[Working data]
◇ ◇ ◇ ◇
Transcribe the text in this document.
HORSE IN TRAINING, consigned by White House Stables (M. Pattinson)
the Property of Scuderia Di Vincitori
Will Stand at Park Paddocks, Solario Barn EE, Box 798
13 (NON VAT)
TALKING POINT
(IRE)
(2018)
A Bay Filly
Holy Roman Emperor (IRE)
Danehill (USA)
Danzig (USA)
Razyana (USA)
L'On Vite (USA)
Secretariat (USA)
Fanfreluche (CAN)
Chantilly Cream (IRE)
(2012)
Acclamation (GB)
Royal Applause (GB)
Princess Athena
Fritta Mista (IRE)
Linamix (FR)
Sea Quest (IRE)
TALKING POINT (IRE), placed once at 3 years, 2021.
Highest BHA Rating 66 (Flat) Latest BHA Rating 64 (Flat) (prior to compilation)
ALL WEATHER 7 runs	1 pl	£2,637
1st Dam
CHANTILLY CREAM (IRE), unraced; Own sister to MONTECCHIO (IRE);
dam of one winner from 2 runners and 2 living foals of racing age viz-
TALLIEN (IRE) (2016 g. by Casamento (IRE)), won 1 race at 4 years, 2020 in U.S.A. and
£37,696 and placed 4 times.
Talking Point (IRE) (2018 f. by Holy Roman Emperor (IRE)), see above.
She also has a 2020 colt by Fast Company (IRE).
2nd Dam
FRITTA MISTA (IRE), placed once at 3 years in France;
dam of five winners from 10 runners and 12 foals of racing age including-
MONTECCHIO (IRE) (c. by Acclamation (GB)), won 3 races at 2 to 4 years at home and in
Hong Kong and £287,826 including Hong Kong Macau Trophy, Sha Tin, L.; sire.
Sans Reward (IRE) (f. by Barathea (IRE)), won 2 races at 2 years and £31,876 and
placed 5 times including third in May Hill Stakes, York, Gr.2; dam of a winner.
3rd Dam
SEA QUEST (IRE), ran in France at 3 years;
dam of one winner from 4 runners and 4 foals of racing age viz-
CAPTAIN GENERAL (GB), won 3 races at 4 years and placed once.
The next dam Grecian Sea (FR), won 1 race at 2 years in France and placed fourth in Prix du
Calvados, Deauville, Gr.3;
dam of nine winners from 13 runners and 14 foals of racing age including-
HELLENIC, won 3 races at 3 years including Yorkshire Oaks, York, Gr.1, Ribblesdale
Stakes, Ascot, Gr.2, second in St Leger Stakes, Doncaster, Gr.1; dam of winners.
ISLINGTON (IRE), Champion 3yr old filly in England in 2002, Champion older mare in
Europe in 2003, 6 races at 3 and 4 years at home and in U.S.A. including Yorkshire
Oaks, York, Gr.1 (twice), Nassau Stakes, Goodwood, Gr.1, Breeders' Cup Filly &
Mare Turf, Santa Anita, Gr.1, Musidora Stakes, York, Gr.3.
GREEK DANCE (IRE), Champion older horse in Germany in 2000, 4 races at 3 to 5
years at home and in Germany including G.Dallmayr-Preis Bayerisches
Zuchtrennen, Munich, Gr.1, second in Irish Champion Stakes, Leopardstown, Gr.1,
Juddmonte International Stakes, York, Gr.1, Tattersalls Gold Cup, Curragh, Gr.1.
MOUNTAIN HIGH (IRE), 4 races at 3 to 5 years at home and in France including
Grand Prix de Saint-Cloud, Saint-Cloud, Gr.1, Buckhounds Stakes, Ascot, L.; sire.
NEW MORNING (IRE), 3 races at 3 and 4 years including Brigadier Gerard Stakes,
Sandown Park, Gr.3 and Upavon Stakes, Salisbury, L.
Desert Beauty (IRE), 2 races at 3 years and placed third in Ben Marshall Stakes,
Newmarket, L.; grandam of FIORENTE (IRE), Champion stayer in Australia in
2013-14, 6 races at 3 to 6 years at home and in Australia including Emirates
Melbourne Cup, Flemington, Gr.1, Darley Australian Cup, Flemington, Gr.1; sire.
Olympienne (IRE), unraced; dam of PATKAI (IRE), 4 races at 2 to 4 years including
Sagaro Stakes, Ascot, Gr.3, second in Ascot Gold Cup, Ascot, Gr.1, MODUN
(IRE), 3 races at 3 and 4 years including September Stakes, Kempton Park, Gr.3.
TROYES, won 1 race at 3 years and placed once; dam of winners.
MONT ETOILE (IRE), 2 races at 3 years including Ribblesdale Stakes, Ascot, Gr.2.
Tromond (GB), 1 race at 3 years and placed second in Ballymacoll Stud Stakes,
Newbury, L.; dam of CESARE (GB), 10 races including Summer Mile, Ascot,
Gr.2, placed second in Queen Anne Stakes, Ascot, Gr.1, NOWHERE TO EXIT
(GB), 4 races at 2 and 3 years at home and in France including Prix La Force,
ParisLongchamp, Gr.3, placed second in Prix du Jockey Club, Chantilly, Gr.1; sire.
◇ ◇ ◇ ◇
Copy each line of the preceding data that contains the string "Germany".

[Solved problem]
GREEK DANCE (IRE), Champion older horse in Germany in 2000, 4 races at 3 to 5
years at home and in Germany including G.Dallmayr-Preis Bayerisches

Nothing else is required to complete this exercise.